▶ **DATA IN THIS EXERCISE**:
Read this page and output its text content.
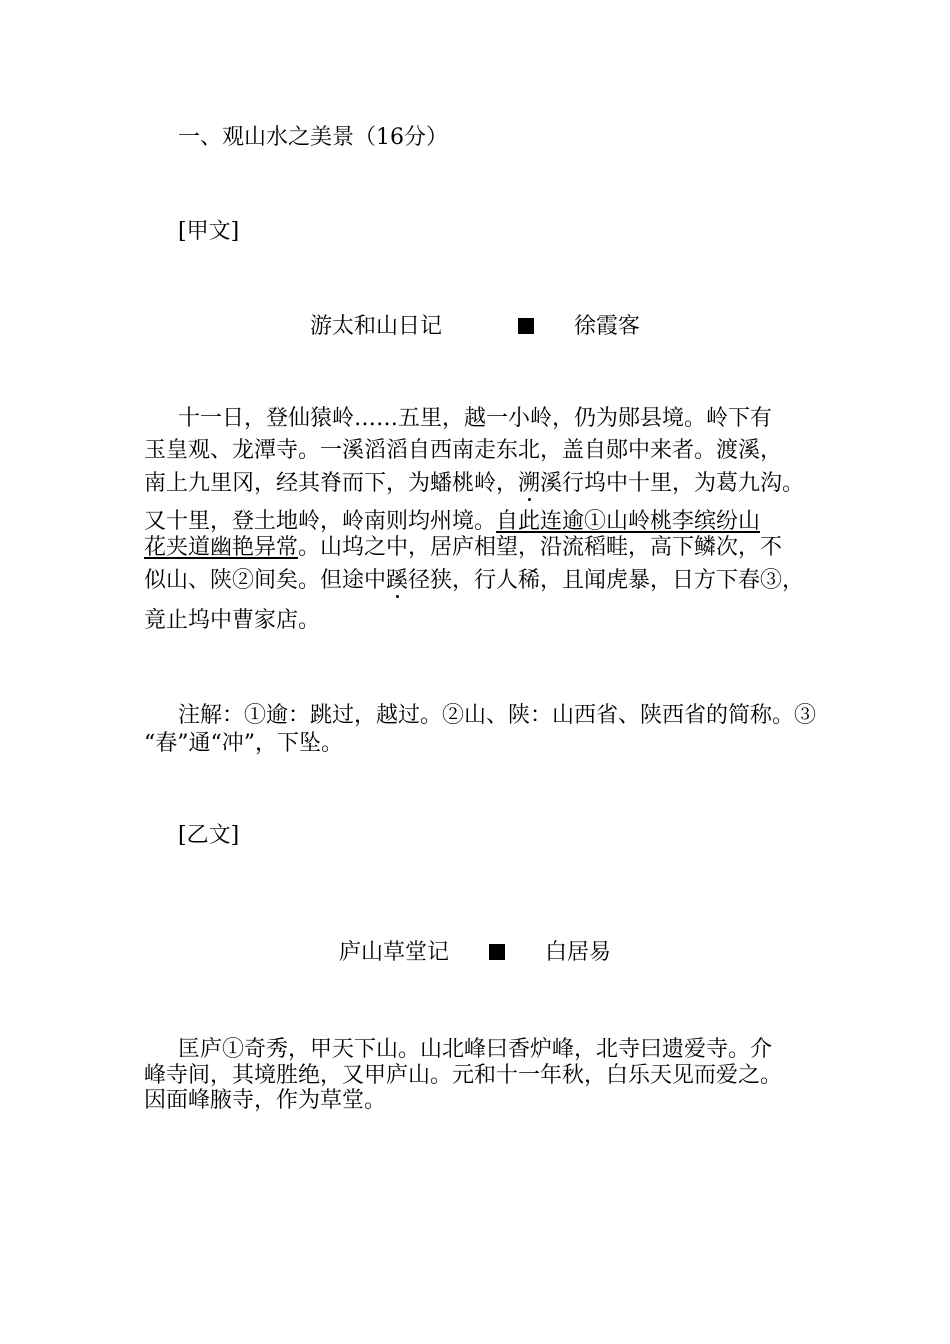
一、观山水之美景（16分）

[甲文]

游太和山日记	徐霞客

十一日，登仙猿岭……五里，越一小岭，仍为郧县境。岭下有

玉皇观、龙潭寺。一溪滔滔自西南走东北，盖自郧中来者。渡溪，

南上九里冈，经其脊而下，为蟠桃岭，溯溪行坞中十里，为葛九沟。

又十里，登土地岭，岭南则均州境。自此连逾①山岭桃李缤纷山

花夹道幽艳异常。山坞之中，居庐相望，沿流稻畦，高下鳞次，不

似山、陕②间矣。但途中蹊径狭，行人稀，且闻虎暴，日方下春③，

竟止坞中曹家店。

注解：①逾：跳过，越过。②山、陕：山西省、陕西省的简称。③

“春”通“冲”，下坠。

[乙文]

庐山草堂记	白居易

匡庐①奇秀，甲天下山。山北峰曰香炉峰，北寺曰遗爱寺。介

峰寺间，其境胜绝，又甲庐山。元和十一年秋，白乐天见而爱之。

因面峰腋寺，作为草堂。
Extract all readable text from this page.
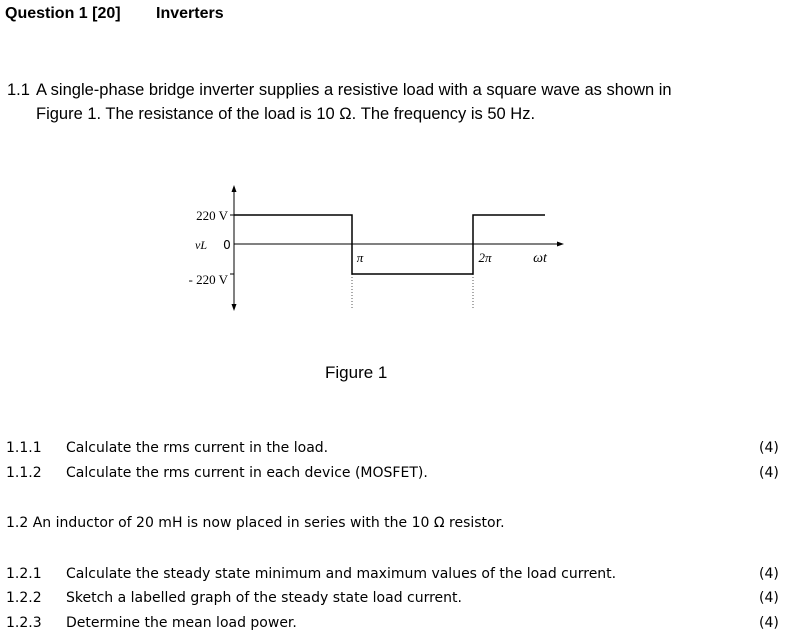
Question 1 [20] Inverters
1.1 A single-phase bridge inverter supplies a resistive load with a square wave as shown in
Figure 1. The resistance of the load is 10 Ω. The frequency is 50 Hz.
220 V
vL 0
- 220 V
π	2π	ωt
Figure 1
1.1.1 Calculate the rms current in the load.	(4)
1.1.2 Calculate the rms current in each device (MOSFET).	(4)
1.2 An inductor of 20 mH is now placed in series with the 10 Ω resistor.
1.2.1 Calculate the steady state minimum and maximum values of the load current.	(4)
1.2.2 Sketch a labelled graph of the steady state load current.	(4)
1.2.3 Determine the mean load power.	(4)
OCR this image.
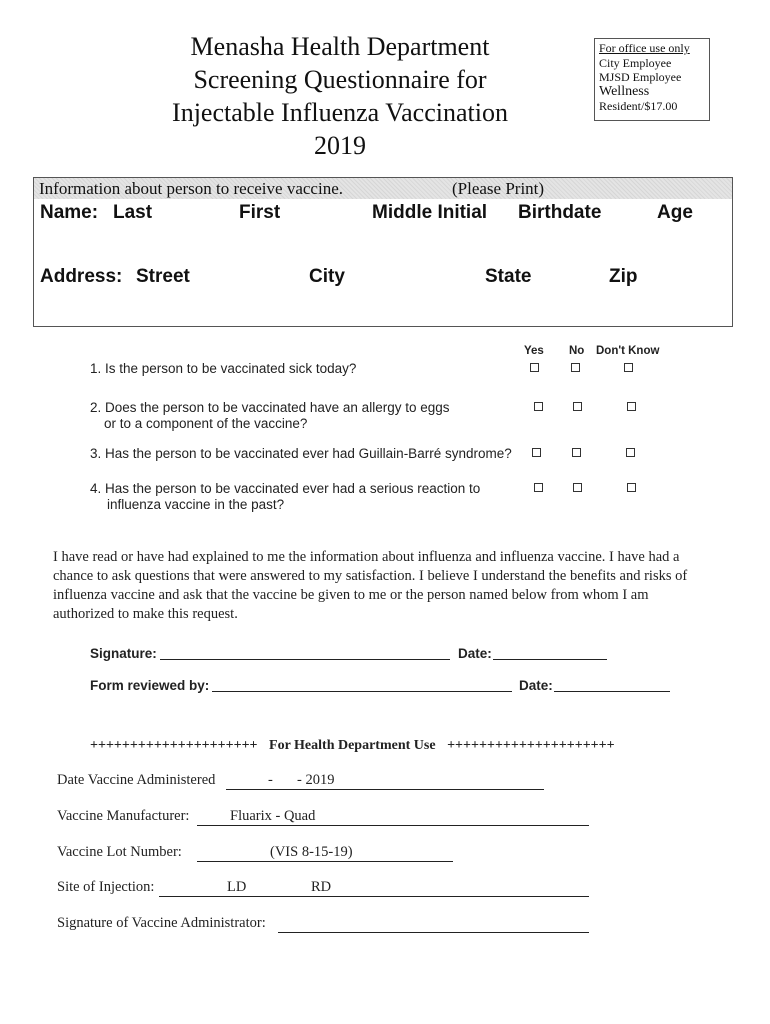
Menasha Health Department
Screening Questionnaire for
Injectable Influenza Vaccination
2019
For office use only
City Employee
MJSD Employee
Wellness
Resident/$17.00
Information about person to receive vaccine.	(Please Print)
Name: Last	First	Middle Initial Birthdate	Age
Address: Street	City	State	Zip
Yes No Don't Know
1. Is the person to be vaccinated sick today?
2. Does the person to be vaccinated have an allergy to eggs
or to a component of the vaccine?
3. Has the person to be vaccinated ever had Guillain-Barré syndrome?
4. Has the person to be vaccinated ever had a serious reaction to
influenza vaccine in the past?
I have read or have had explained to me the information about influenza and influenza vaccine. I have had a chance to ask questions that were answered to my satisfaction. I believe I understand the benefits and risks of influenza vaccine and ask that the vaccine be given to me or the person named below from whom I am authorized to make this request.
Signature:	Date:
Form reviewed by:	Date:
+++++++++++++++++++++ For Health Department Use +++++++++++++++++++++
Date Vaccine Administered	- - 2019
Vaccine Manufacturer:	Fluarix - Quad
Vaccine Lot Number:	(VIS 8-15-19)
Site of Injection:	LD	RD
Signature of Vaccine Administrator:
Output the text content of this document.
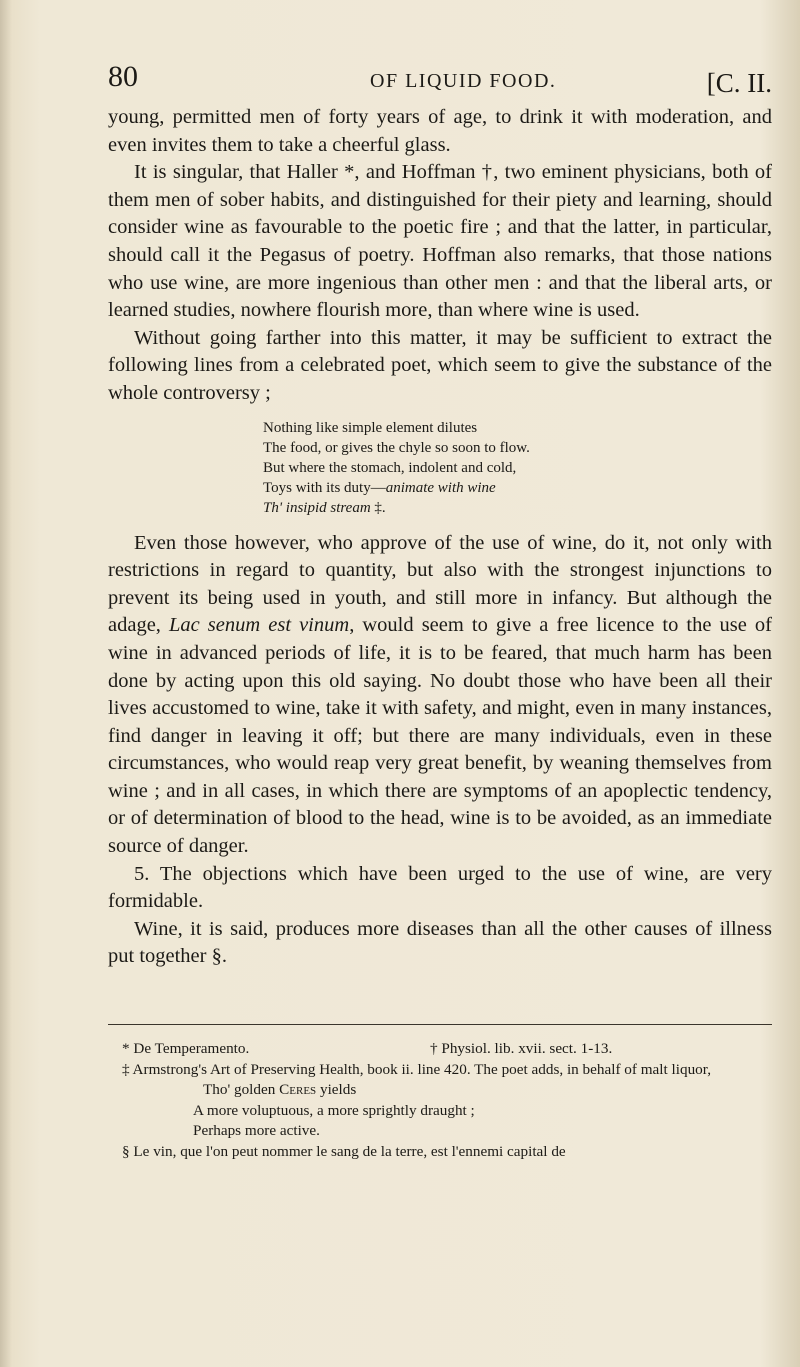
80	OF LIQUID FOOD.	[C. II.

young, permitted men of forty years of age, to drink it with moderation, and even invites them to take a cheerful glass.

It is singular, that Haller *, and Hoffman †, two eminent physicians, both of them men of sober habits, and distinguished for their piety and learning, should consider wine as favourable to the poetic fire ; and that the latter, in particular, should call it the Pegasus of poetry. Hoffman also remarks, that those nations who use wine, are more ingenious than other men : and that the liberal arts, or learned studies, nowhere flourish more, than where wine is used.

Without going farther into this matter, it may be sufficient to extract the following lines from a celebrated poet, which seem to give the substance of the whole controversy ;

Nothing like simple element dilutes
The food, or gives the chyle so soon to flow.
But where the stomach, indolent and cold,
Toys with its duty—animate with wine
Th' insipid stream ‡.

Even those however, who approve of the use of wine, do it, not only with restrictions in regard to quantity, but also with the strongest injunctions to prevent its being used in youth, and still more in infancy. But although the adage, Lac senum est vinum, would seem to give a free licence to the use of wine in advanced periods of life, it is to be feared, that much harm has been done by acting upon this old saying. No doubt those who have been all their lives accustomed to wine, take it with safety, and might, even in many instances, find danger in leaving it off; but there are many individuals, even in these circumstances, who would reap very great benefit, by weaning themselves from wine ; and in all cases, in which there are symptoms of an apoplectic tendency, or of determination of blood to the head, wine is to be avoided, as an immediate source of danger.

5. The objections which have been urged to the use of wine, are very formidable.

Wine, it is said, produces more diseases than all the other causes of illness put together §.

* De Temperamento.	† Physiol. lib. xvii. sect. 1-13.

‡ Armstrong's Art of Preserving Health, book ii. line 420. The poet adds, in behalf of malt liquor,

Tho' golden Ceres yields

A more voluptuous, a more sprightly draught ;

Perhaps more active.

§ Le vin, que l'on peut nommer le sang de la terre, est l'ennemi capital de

▶ **WHAT NEEDS TO BE DONE**: Copy the records above exactly. The pictures are not part of the copy.

▶ **WORKED SOLUTION**:
Read this page and output its text content.
一、观山水之美景（16分）

[甲文]

游太和山日记	徐霞客

十一日，登仙猿岭……五里，越一小岭，仍为郧县境。岭下有

玉皇观、龙潭寺。一溪滔滔自西南走东北，盖自郧中来者。渡溪，

南上九里冈，经其脊而下，为蟠桃岭，溯溪行坞中十里，为葛九沟。

又十里，登土地岭，岭南则均州境。自此连逾①山岭桃李缤纷山

花夹道幽艳异常。山坞之中，居庐相望，沿流稻畦，高下鳞次，不

似山、陕②间矣。但途中蹊径狭，行人稀，且闻虎暴，日方下春③，

竟止坞中曹家店。

注解：①逾：跳过，越过。②山、陕：山西省、陕西省的简称。③

“春”通“冲”，下坠。

[乙文]

庐山草堂记	白居易

匡庐①奇秀，甲天下山。山北峰曰香炉峰，北寺曰遗爱寺。介

峰寺间，其境胜绝，又甲庐山。元和十一年秋，白乐天见而爱之。

因面峰腋寺，作为草堂。
Extract all readable text from this page.
Question 1 [20] Inverters
1.1 A single-phase bridge inverter supplies a resistive load with a square wave as shown in
Figure 1. The resistance of the load is 10 Ω. The frequency is 50 Hz.
220 V
vL 0
- 220 V
π	2π	ωt
Figure 1
1.1.1 Calculate the rms current in the load.	(4)
1.1.2 Calculate the rms current in each device (MOSFET).	(4)
1.2 An inductor of 20 mH is now placed in series with the 10 Ω resistor.
1.2.1 Calculate the steady state minimum and maximum values of the load current.	(4)
1.2.2 Sketch a labelled graph of the steady state load current.	(4)
1.2.3 Determine the mean load power.	(4)
OCR this image.
Menasha Health Department
Screening Questionnaire for
Injectable Influenza Vaccination
2019
For office use only
City Employee
MJSD Employee
Wellness
Resident/$17.00
Information about person to receive vaccine.	(Please Print)
Name: Last	First	Middle Initial Birthdate	Age
Address: Street	City	State	Zip
Yes No Don't Know
1. Is the person to be vaccinated sick today?
2. Does the person to be vaccinated have an allergy to eggs
or to a component of the vaccine?
3. Has the person to be vaccinated ever had Guillain-Barré syndrome?
4. Has the person to be vaccinated ever had a serious reaction to
influenza vaccine in the past?
I have read or have had explained to me the information about influenza and influenza vaccine. I have had a chance to ask questions that were answered to my satisfaction. I believe I understand the benefits and risks of influenza vaccine and ask that the vaccine be given to me or the person named below from whom I am authorized to make this request.
Signature:	Date:
Form reviewed by:	Date:
+++++++++++++++++++++ For Health Department Use +++++++++++++++++++++
Date Vaccine Administered	- - 2019
Vaccine Manufacturer:	Fluarix - Quad
Vaccine Lot Number:	(VIS 8-15-19)
Site of Injection:	LD	RD
Signature of Vaccine Administrator:
Output the text content of this document.
80	OF LIQUID FOOD.	[C. II.

young, permitted men of forty years of age, to drink it with moderation, and even invites them to take a cheerful glass.

It is singular, that Haller *, and Hoffman †, two eminent physicians, both of them men of sober habits, and distinguished for their piety and learning, should consider wine as favourable to the poetic fire ; and that the latter, in particular, should call it the Pegasus of poetry. Hoffman also remarks, that those nations who use wine, are more ingenious than other men : and that the liberal arts, or learned studies, nowhere flourish more, than where wine is used.

Without going farther into this matter, it may be sufficient to extract the following lines from a celebrated poet, which seem to give the substance of the whole controversy ;

Nothing like simple element dilutes
The food, or gives the chyle so soon to flow.
But where the stomach, indolent and cold,
Toys with its duty—animate with wine
Th' insipid stream ‡.

Even those however, who approve of the use of wine, do it, not only with restrictions in regard to quantity, but also with the strongest injunctions to prevent its being used in youth, and still more in infancy. But although the adage, Lac senum est vinum, would seem to give a free licence to the use of wine in advanced periods of life, it is to be feared, that much harm has been done by acting upon this old saying. No doubt those who have been all their lives accustomed to wine, take it with safety, and might, even in many instances, find danger in leaving it off; but there are many individuals, even in these circumstances, who would reap very great benefit, by weaning themselves from wine ; and in all cases, in which there are symptoms of an apoplectic tendency, or of determination of blood to the head, wine is to be avoided, as an immediate source of danger.

5. The objections which have been urged to the use of wine, are very formidable.

Wine, it is said, produces more diseases than all the other causes of illness put together §.

* De Temperamento.	† Physiol. lib. xvii. sect. 1-13.

‡ Armstrong's Art of Preserving Health, book ii. line 420. The poet adds, in behalf of malt liquor,

Tho' golden Ceres yields

A more voluptuous, a more sprightly draught ;

Perhaps more active.

§ Le vin, que l'on peut nommer le sang de la terre, est l'ennemi capital de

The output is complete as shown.